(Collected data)

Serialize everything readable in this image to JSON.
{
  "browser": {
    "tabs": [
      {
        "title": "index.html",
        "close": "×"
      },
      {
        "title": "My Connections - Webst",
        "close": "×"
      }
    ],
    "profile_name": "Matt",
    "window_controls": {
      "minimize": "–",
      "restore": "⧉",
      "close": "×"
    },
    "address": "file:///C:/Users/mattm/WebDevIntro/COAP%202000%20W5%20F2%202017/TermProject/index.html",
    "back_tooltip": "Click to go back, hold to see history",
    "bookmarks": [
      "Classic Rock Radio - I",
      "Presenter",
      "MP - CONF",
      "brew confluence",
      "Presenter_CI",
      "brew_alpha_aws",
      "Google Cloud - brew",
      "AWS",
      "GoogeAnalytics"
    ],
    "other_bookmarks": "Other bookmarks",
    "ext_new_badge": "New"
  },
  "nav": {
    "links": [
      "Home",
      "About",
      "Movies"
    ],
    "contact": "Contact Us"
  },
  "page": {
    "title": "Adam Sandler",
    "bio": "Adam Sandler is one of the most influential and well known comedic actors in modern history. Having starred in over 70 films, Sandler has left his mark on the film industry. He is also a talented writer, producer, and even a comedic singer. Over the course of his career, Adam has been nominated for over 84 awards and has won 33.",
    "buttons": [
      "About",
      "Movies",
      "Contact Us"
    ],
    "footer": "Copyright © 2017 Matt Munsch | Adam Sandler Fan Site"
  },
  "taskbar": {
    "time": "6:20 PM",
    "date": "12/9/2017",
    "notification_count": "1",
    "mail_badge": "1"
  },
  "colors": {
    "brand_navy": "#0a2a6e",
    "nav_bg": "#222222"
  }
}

## Directions:
Repeat the records above exactly, leaving none out.

## Task output:
Serialize everything readable in this image to JSON.
{
  "browser": {
    "tabs": [
      {
        "title": "index.html",
        "close": "×"
      },
      {
        "title": "My Connections - Webst",
        "close": "×"
      }
    ],
    "profile_name": "Matt",
    "window_controls": {
      "minimize": "–",
      "restore": "⧉",
      "close": "×"
    },
    "address": "file:///C:/Users/mattm/WebDevIntro/COAP%202000%20W5%20F2%202017/TermProject/index.html",
    "back_tooltip": "Click to go back, hold to see history",
    "bookmarks": [
      "Classic Rock Radio - I",
      "Presenter",
      "MP - CONF",
      "brew confluence",
      "Presenter_CI",
      "brew_alpha_aws",
      "Google Cloud - brew",
      "AWS",
      "GoogeAnalytics"
    ],
    "other_bookmarks": "Other bookmarks",
    "ext_new_badge": "New"
  },
  "nav": {
    "links": [
      "Home",
      "About",
      "Movies"
    ],
    "contact": "Contact Us"
  },
  "page": {
    "title": "Adam Sandler",
    "bio": "Adam Sandler is one of the most influential and well known comedic actors in modern history. Having starred in over 70 films, Sandler has left his mark on the film industry. He is also a talented writer, producer, and even a comedic singer. Over the course of his career, Adam has been nominated for over 84 awards and has won 33.",
    "buttons": [
      "About",
      "Movies",
      "Contact Us"
    ],
    "footer": "Copyright © 2017 Matt Munsch | Adam Sandler Fan Site"
  },
  "taskbar": {
    "time": "6:20 PM",
    "date": "12/9/2017",
    "notification_count": "1",
    "mail_badge": "1"
  },
  "colors": {
    "brand_navy": "#0a2a6e",
    "nav_bg": "#222222"
  }
}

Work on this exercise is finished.